**Recorded information:**
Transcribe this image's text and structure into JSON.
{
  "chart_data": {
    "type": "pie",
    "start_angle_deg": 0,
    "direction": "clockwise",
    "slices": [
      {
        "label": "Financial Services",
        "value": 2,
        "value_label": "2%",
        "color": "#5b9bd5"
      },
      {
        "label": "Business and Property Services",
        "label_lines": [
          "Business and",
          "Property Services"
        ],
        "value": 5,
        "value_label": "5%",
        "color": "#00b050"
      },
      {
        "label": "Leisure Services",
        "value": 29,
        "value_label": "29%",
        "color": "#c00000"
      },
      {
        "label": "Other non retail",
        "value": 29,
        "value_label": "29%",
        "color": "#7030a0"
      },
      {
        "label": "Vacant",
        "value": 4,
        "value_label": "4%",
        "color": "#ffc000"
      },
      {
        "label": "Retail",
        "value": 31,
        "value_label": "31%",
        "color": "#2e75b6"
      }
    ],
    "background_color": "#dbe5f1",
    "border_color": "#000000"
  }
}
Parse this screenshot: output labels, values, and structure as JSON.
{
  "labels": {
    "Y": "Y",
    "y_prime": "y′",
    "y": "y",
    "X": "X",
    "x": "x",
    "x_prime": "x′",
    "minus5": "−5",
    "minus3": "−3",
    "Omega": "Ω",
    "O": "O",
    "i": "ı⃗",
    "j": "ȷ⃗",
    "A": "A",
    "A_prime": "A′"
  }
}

**Task statement:** Write the data out again in full and exactly.

**Finished exercise:**
Transcribe this image's text and structure into JSON.
{
  "chart_data": {
    "type": "pie",
    "start_angle_deg": 0,
    "direction": "clockwise",
    "slices": [
      {
        "label": "Financial Services",
        "value": 2,
        "value_label": "2%",
        "color": "#5b9bd5"
      },
      {
        "label": "Business and Property Services",
        "label_lines": [
          "Business and",
          "Property Services"
        ],
        "value": 5,
        "value_label": "5%",
        "color": "#00b050"
      },
      {
        "label": "Leisure Services",
        "value": 29,
        "value_label": "29%",
        "color": "#c00000"
      },
      {
        "label": "Other non retail",
        "value": 29,
        "value_label": "29%",
        "color": "#7030a0"
      },
      {
        "label": "Vacant",
        "value": 4,
        "value_label": "4%",
        "color": "#ffc000"
      },
      {
        "label": "Retail",
        "value": 31,
        "value_label": "31%",
        "color": "#2e75b6"
      }
    ],
    "background_color": "#dbe5f1",
    "border_color": "#000000"
  }
}
Parse this screenshot: output labels, values, and structure as JSON.
{
  "labels": {
    "Y": "Y",
    "y_prime": "y′",
    "y": "y",
    "X": "X",
    "x": "x",
    "x_prime": "x′",
    "minus5": "−5",
    "minus3": "−3",
    "Omega": "Ω",
    "O": "O",
    "i": "ı⃗",
    "j": "ȷ⃗",
    "A": "A",
    "A_prime": "A′"
  }
}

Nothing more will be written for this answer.